BRIEF.
Transcribe all the entries word for word, omitting any pictures they contain.

(Stored records)
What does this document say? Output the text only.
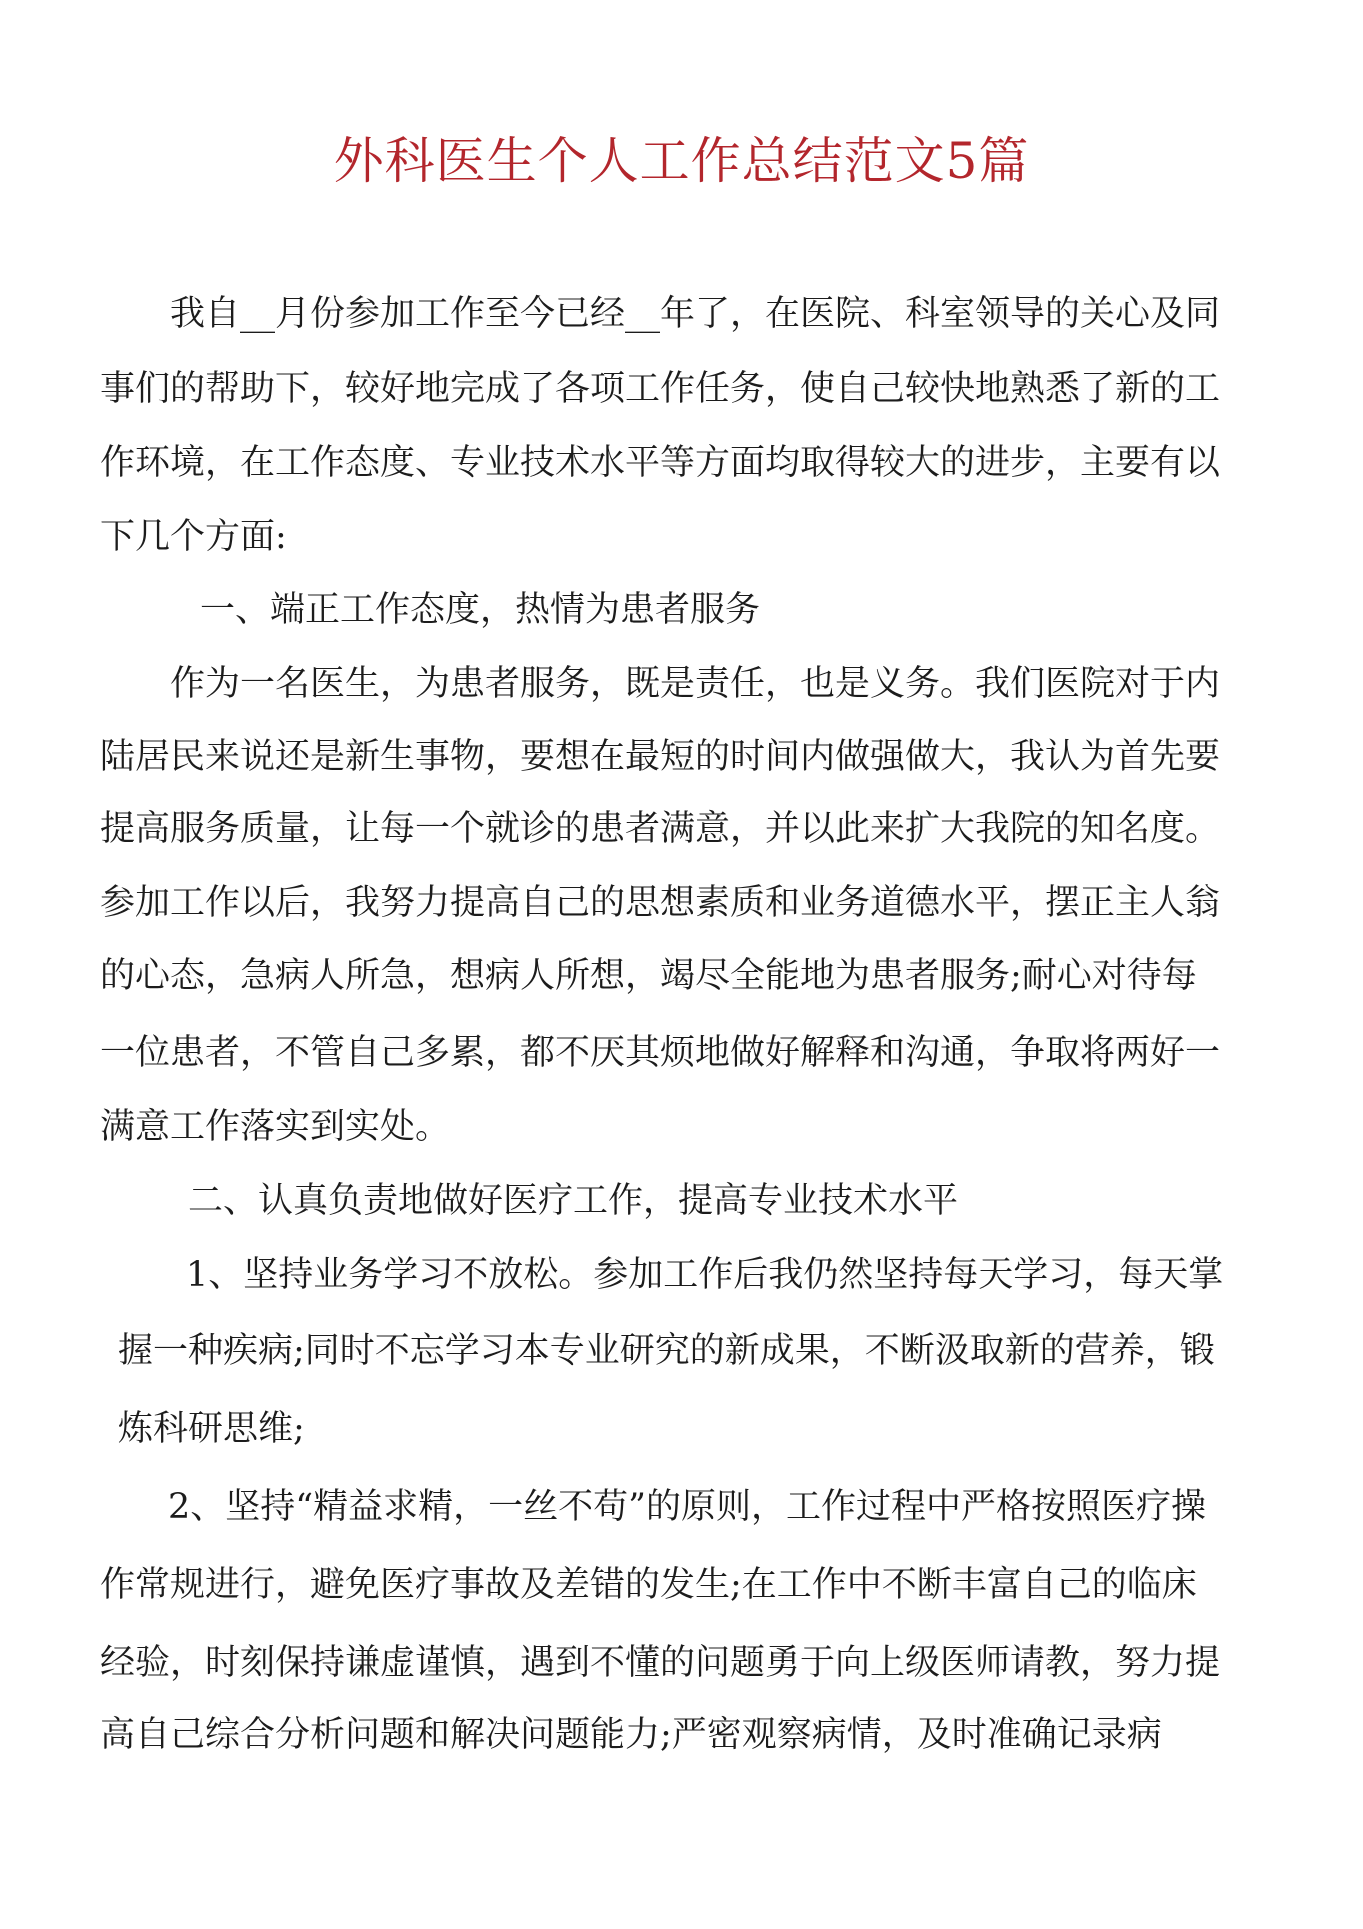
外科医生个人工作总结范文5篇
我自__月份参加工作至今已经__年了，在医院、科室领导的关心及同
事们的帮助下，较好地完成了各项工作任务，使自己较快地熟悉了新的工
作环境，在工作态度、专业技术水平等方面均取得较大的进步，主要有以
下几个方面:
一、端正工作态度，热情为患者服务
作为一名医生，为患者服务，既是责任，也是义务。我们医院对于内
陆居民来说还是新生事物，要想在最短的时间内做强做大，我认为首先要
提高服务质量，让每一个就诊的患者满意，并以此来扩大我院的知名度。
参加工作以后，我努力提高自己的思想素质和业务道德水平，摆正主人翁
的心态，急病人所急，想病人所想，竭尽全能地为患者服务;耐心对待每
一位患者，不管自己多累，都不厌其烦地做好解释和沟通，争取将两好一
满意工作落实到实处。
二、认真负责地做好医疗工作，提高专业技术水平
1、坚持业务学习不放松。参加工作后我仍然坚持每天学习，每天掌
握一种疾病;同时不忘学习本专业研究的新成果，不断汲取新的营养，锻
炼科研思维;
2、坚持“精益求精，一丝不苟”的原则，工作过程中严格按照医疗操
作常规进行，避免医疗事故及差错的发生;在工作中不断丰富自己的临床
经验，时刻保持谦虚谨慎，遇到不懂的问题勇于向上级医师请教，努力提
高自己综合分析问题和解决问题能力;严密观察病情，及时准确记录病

OUTPUT BELOW.
What does this document say? Output the text only.
外科医生个人工作总结范文5篇
我自__月份参加工作至今已经__年了，在医院、科室领导的关心及同
事们的帮助下，较好地完成了各项工作任务，使自己较快地熟悉了新的工
作环境，在工作态度、专业技术水平等方面均取得较大的进步，主要有以
下几个方面:
一、端正工作态度，热情为患者服务
作为一名医生，为患者服务，既是责任，也是义务。我们医院对于内
陆居民来说还是新生事物，要想在最短的时间内做强做大，我认为首先要
提高服务质量，让每一个就诊的患者满意，并以此来扩大我院的知名度。
参加工作以后，我努力提高自己的思想素质和业务道德水平，摆正主人翁
的心态，急病人所急，想病人所想，竭尽全能地为患者服务;耐心对待每
一位患者，不管自己多累，都不厌其烦地做好解释和沟通，争取将两好一
满意工作落实到实处。
二、认真负责地做好医疗工作，提高专业技术水平
1、坚持业务学习不放松。参加工作后我仍然坚持每天学习，每天掌
握一种疾病;同时不忘学习本专业研究的新成果，不断汲取新的营养，锻
炼科研思维;
2、坚持“精益求精，一丝不苟”的原则，工作过程中严格按照医疗操
作常规进行，避免医疗事故及差错的发生;在工作中不断丰富自己的临床
经验，时刻保持谦虚谨慎，遇到不懂的问题勇于向上级医师请教，努力提
高自己综合分析问题和解决问题能力;严密观察病情，及时准确记录病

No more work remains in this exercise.